## Record list
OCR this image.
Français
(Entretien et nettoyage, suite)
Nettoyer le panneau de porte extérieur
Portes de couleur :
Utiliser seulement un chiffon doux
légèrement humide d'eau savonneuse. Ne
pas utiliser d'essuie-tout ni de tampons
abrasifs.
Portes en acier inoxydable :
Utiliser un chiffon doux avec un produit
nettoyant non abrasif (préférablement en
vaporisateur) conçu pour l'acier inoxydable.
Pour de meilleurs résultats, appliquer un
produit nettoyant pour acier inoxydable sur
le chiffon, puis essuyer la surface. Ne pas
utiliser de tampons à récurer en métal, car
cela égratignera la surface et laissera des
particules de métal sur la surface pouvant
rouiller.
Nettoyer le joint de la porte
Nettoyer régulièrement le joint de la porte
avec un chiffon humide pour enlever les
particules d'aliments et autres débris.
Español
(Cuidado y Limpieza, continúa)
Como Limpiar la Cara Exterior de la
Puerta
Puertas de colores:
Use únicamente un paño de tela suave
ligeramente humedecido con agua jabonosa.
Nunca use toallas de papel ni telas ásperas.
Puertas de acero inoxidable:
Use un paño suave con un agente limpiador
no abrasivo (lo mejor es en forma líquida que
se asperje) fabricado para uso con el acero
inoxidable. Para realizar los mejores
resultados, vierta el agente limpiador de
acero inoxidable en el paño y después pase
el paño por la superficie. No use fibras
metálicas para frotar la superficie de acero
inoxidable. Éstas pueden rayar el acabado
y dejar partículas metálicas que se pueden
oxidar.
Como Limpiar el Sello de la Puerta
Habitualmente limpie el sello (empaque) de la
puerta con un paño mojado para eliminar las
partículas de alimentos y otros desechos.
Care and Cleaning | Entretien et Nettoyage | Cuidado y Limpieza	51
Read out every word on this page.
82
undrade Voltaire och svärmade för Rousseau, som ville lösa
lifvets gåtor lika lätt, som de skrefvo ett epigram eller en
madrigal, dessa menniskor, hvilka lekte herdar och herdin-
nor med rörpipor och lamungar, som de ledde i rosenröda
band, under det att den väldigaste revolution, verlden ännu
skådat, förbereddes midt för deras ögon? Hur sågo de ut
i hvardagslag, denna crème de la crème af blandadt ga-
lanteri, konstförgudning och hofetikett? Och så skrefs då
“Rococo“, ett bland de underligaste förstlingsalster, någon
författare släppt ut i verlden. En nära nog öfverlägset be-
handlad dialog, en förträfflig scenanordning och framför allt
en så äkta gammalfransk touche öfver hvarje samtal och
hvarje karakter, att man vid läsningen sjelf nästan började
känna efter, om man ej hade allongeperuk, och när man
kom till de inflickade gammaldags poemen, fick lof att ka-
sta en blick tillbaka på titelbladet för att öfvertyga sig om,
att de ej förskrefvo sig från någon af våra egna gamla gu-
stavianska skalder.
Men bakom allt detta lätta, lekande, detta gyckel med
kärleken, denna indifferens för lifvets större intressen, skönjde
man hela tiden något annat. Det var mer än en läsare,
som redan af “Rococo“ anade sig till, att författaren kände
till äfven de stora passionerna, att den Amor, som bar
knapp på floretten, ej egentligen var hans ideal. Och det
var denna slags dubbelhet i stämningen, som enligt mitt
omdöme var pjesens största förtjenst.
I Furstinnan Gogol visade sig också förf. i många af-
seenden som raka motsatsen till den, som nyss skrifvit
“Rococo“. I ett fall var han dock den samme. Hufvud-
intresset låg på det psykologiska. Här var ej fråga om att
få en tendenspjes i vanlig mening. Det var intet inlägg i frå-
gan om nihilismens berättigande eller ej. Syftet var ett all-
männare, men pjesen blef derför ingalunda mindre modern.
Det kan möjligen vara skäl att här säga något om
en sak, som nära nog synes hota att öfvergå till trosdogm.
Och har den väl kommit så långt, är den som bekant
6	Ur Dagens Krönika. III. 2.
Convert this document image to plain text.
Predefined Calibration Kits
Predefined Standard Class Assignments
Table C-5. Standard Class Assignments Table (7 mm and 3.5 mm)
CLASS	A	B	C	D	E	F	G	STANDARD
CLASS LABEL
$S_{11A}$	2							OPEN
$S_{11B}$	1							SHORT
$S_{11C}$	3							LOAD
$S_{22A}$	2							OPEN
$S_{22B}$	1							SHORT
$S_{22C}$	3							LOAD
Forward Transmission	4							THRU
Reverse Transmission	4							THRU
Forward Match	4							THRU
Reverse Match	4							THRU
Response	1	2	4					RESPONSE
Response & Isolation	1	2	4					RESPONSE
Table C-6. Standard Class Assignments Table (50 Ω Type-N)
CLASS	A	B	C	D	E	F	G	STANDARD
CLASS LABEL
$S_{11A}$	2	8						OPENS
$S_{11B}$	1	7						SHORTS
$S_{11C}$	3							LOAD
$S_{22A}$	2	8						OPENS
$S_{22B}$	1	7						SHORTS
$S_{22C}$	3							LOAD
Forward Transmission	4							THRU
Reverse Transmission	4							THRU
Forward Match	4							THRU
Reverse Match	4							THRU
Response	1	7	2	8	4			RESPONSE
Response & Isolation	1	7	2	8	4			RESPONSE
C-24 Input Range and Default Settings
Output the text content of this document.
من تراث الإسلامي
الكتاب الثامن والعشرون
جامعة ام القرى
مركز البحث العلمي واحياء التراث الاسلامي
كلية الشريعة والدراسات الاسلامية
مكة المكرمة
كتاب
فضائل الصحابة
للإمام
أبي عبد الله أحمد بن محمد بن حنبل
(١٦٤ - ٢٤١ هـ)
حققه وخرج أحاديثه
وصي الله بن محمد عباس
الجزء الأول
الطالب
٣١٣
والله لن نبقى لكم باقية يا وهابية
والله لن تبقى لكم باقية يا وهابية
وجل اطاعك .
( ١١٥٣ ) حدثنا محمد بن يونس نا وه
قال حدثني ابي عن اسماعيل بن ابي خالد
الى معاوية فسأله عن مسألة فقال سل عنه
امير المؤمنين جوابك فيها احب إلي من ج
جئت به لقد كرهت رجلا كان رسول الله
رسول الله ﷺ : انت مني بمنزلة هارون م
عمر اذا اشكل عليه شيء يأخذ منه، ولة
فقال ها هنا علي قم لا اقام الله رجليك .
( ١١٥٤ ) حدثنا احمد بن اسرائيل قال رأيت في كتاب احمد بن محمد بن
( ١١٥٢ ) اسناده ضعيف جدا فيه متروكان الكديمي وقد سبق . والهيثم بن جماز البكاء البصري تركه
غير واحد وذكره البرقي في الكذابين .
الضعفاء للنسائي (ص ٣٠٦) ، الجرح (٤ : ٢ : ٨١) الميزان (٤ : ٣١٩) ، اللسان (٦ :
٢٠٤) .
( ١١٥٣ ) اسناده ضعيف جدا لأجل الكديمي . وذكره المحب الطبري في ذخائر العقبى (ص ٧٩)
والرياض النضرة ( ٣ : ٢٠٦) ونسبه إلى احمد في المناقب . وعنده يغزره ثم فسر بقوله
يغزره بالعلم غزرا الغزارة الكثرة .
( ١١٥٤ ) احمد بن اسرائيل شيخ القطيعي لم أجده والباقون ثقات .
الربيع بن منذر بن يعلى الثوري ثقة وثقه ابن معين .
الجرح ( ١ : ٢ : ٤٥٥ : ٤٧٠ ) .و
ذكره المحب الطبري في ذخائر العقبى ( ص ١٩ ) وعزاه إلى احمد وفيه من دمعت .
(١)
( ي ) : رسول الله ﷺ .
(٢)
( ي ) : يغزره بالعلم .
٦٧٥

## Task instructions
Word for word, restate all of the data shown above.

## Response to this exercise
OCR this image.
Français
(Entretien et nettoyage, suite)
Nettoyer le panneau de porte extérieur
Portes de couleur :
Utiliser seulement un chiffon doux
légèrement humide d'eau savonneuse. Ne
pas utiliser d'essuie-tout ni de tampons
abrasifs.
Portes en acier inoxydable :
Utiliser un chiffon doux avec un produit
nettoyant non abrasif (préférablement en
vaporisateur) conçu pour l'acier inoxydable.
Pour de meilleurs résultats, appliquer un
produit nettoyant pour acier inoxydable sur
le chiffon, puis essuyer la surface. Ne pas
utiliser de tampons à récurer en métal, car
cela égratignera la surface et laissera des
particules de métal sur la surface pouvant
rouiller.
Nettoyer le joint de la porte
Nettoyer régulièrement le joint de la porte
avec un chiffon humide pour enlever les
particules d'aliments et autres débris.
Español
(Cuidado y Limpieza, continúa)
Como Limpiar la Cara Exterior de la
Puerta
Puertas de colores:
Use únicamente un paño de tela suave
ligeramente humedecido con agua jabonosa.
Nunca use toallas de papel ni telas ásperas.
Puertas de acero inoxidable:
Use un paño suave con un agente limpiador
no abrasivo (lo mejor es en forma líquida que
se asperje) fabricado para uso con el acero
inoxidable. Para realizar los mejores
resultados, vierta el agente limpiador de
acero inoxidable en el paño y después pase
el paño por la superficie. No use fibras
metálicas para frotar la superficie de acero
inoxidable. Éstas pueden rayar el acabado
y dejar partículas metálicas que se pueden
oxidar.
Como Limpiar el Sello de la Puerta
Habitualmente limpie el sello (empaque) de la
puerta con un paño mojado para eliminar las
partículas de alimentos y otros desechos.
Care and Cleaning | Entretien et Nettoyage | Cuidado y Limpieza	51
Read out every word on this page.
82
undrade Voltaire och svärmade för Rousseau, som ville lösa
lifvets gåtor lika lätt, som de skrefvo ett epigram eller en
madrigal, dessa menniskor, hvilka lekte herdar och herdin-
nor med rörpipor och lamungar, som de ledde i rosenröda
band, under det att den väldigaste revolution, verlden ännu
skådat, förbereddes midt för deras ögon? Hur sågo de ut
i hvardagslag, denna crème de la crème af blandadt ga-
lanteri, konstförgudning och hofetikett? Och så skrefs då
“Rococo“, ett bland de underligaste förstlingsalster, någon
författare släppt ut i verlden. En nära nog öfverlägset be-
handlad dialog, en förträfflig scenanordning och framför allt
en så äkta gammalfransk touche öfver hvarje samtal och
hvarje karakter, att man vid läsningen sjelf nästan började
känna efter, om man ej hade allongeperuk, och när man
kom till de inflickade gammaldags poemen, fick lof att ka-
sta en blick tillbaka på titelbladet för att öfvertyga sig om,
att de ej förskrefvo sig från någon af våra egna gamla gu-
stavianska skalder.
Men bakom allt detta lätta, lekande, detta gyckel med
kärleken, denna indifferens för lifvets större intressen, skönjde
man hela tiden något annat. Det var mer än en läsare,
som redan af “Rococo“ anade sig till, att författaren kände
till äfven de stora passionerna, att den Amor, som bar
knapp på floretten, ej egentligen var hans ideal. Och det
var denna slags dubbelhet i stämningen, som enligt mitt
omdöme var pjesens största förtjenst.
I Furstinnan Gogol visade sig också förf. i många af-
seenden som raka motsatsen till den, som nyss skrifvit
“Rococo“. I ett fall var han dock den samme. Hufvud-
intresset låg på det psykologiska. Här var ej fråga om att
få en tendenspjes i vanlig mening. Det var intet inlägg i frå-
gan om nihilismens berättigande eller ej. Syftet var ett all-
männare, men pjesen blef derför ingalunda mindre modern.
Det kan möjligen vara skäl att här säga något om
en sak, som nära nog synes hota att öfvergå till trosdogm.
Och har den väl kommit så långt, är den som bekant
6	Ur Dagens Krönika. III. 2.
Convert this document image to plain text.
Predefined Calibration Kits
Predefined Standard Class Assignments
Table C-5. Standard Class Assignments Table (7 mm and 3.5 mm)
CLASS	A	B	C	D	E	F	G	STANDARD
CLASS LABEL
$S_{11A}$	2							OPEN
$S_{11B}$	1							SHORT
$S_{11C}$	3							LOAD
$S_{22A}$	2							OPEN
$S_{22B}$	1							SHORT
$S_{22C}$	3							LOAD
Forward Transmission	4							THRU
Reverse Transmission	4							THRU
Forward Match	4							THRU
Reverse Match	4							THRU
Response	1	2	4					RESPONSE
Response & Isolation	1	2	4					RESPONSE
Table C-6. Standard Class Assignments Table (50 Ω Type-N)
CLASS	A	B	C	D	E	F	G	STANDARD
CLASS LABEL
$S_{11A}$	2	8						OPENS
$S_{11B}$	1	7						SHORTS
$S_{11C}$	3							LOAD
$S_{22A}$	2	8						OPENS
$S_{22B}$	1	7						SHORTS
$S_{22C}$	3							LOAD
Forward Transmission	4							THRU
Reverse Transmission	4							THRU
Forward Match	4							THRU
Reverse Match	4							THRU
Response	1	7	2	8	4			RESPONSE
Response & Isolation	1	7	2	8	4			RESPONSE
C-24 Input Range and Default Settings
Output the text content of this document.
من تراث الإسلامي
الكتاب الثامن والعشرون
جامعة ام القرى
مركز البحث العلمي واحياء التراث الاسلامي
كلية الشريعة والدراسات الاسلامية
مكة المكرمة
كتاب
فضائل الصحابة
للإمام
أبي عبد الله أحمد بن محمد بن حنبل
(١٦٤ - ٢٤١ هـ)
حققه وخرج أحاديثه
وصي الله بن محمد عباس
الجزء الأول
الطالب
٣١٣
والله لن نبقى لكم باقية يا وهابية
والله لن تبقى لكم باقية يا وهابية
وجل اطاعك .
( ١١٥٣ ) حدثنا محمد بن يونس نا وه
قال حدثني ابي عن اسماعيل بن ابي خالد
الى معاوية فسأله عن مسألة فقال سل عنه
امير المؤمنين جوابك فيها احب إلي من ج
جئت به لقد كرهت رجلا كان رسول الله
رسول الله ﷺ : انت مني بمنزلة هارون م
عمر اذا اشكل عليه شيء يأخذ منه، ولة
فقال ها هنا علي قم لا اقام الله رجليك .
( ١١٥٤ ) حدثنا احمد بن اسرائيل قال رأيت في كتاب احمد بن محمد بن
( ١١٥٢ ) اسناده ضعيف جدا فيه متروكان الكديمي وقد سبق . والهيثم بن جماز البكاء البصري تركه
غير واحد وذكره البرقي في الكذابين .
الضعفاء للنسائي (ص ٣٠٦) ، الجرح (٤ : ٢ : ٨١) الميزان (٤ : ٣١٩) ، اللسان (٦ :
٢٠٤) .
( ١١٥٣ ) اسناده ضعيف جدا لأجل الكديمي . وذكره المحب الطبري في ذخائر العقبى (ص ٧٩)
والرياض النضرة ( ٣ : ٢٠٦) ونسبه إلى احمد في المناقب . وعنده يغزره ثم فسر بقوله
يغزره بالعلم غزرا الغزارة الكثرة .
( ١١٥٤ ) احمد بن اسرائيل شيخ القطيعي لم أجده والباقون ثقات .
الربيع بن منذر بن يعلى الثوري ثقة وثقه ابن معين .
الجرح ( ١ : ٢ : ٤٥٥ : ٤٧٠ ) .و
ذكره المحب الطبري في ذخائر العقبى ( ص ١٩ ) وعزاه إلى احمد وفيه من دمعت .
(١)
( ي ) : رسول الله ﷺ .
(٢)
( ي ) : يغزره بالعلم .
٦٧٥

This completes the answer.